[Begin DATA PROVIDED]

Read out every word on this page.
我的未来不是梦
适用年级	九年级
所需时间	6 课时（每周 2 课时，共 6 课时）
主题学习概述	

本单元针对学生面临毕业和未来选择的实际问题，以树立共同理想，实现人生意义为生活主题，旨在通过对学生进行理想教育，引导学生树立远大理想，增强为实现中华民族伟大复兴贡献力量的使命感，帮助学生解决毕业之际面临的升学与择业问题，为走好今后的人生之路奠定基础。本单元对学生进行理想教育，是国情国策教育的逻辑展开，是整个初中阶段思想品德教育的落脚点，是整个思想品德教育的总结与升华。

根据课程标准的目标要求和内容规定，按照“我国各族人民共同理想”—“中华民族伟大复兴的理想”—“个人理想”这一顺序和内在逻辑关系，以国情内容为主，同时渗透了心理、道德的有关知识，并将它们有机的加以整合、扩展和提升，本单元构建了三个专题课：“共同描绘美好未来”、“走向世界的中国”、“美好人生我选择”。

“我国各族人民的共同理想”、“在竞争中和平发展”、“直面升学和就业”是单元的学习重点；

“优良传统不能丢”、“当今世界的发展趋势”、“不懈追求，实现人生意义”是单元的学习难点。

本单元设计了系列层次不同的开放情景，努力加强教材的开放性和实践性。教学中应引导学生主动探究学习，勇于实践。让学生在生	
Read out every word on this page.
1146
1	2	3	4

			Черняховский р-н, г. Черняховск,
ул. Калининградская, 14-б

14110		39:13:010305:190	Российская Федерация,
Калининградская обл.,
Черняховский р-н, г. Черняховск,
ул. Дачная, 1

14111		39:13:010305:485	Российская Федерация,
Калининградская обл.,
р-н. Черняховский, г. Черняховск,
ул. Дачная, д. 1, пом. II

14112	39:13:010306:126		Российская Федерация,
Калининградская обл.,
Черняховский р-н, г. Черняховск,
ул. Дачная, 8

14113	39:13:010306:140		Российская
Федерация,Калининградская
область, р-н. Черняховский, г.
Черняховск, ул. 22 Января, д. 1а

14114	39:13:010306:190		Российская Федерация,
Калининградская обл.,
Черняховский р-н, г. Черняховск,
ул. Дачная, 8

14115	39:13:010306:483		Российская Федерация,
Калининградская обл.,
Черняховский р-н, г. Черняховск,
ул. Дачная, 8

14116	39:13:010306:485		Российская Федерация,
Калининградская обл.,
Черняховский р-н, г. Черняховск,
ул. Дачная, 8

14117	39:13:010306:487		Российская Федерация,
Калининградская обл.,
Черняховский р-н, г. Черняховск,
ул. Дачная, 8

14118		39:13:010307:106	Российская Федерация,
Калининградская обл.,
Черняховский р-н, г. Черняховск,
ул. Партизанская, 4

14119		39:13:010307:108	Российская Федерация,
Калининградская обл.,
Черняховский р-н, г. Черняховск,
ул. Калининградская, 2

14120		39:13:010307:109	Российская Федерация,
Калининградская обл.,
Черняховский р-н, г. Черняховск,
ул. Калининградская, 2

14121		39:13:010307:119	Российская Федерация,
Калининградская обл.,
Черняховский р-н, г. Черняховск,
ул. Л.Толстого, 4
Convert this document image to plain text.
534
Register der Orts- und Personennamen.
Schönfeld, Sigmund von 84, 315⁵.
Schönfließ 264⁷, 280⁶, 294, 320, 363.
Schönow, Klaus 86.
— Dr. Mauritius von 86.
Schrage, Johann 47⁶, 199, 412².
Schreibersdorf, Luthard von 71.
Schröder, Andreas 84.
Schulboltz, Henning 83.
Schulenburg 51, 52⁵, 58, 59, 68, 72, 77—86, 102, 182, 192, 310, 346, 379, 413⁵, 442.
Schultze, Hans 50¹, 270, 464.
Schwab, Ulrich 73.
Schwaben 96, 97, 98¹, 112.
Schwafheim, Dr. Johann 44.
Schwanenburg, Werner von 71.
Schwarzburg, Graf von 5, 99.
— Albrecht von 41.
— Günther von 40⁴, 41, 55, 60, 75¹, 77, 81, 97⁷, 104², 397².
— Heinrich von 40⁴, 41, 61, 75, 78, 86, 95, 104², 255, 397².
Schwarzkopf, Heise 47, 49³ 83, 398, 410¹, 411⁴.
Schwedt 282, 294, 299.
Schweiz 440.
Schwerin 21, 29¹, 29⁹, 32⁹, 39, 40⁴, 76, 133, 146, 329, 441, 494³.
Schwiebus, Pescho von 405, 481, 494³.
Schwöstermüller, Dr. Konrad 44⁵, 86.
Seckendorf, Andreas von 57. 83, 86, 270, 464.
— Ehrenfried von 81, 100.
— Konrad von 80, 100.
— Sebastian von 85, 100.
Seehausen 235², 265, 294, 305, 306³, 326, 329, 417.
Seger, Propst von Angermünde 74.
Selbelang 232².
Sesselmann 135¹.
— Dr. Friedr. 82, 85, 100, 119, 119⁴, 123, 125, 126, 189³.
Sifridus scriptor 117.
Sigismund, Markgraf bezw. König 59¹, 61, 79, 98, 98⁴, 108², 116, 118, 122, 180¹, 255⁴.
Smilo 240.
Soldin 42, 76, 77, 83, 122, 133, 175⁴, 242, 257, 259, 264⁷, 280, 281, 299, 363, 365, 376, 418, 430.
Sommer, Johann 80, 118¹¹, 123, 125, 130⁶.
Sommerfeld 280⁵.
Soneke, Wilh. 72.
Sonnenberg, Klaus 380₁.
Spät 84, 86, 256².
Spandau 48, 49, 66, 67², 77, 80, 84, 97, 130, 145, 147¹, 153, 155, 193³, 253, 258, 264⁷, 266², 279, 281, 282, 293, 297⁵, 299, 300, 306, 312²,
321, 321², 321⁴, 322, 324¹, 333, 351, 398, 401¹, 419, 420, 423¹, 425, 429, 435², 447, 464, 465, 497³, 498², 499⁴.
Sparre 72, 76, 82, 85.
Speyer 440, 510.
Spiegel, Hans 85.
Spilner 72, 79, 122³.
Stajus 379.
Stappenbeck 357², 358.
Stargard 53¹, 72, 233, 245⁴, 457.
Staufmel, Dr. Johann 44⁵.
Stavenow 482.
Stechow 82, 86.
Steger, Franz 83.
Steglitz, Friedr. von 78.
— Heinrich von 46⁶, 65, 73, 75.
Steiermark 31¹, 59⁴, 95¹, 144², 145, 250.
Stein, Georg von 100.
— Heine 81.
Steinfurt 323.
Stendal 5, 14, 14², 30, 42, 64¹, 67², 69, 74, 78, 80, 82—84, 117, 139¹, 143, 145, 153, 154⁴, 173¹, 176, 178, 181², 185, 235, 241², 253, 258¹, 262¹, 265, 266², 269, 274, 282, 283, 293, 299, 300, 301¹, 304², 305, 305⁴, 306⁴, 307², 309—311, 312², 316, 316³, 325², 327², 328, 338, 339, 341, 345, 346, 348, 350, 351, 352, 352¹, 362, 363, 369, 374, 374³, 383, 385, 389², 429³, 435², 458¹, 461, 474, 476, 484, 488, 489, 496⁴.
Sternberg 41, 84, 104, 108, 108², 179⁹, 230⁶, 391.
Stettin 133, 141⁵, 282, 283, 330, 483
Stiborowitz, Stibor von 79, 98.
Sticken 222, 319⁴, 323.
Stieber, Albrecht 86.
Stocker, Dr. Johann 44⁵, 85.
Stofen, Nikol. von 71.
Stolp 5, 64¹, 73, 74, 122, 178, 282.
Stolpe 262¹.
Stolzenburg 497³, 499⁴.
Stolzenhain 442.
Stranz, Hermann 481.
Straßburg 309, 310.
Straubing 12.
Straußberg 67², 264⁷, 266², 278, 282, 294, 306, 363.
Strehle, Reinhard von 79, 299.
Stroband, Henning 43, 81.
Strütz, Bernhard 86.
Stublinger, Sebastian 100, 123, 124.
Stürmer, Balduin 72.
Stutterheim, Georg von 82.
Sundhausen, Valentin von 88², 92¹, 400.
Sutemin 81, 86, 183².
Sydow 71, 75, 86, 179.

[End DATA PROVIDED]

— EXERCISE PROMPT —
In the listing above, how many lines hold the word "Georg"? Give the number and nothing more.

— THE ANSWER —
2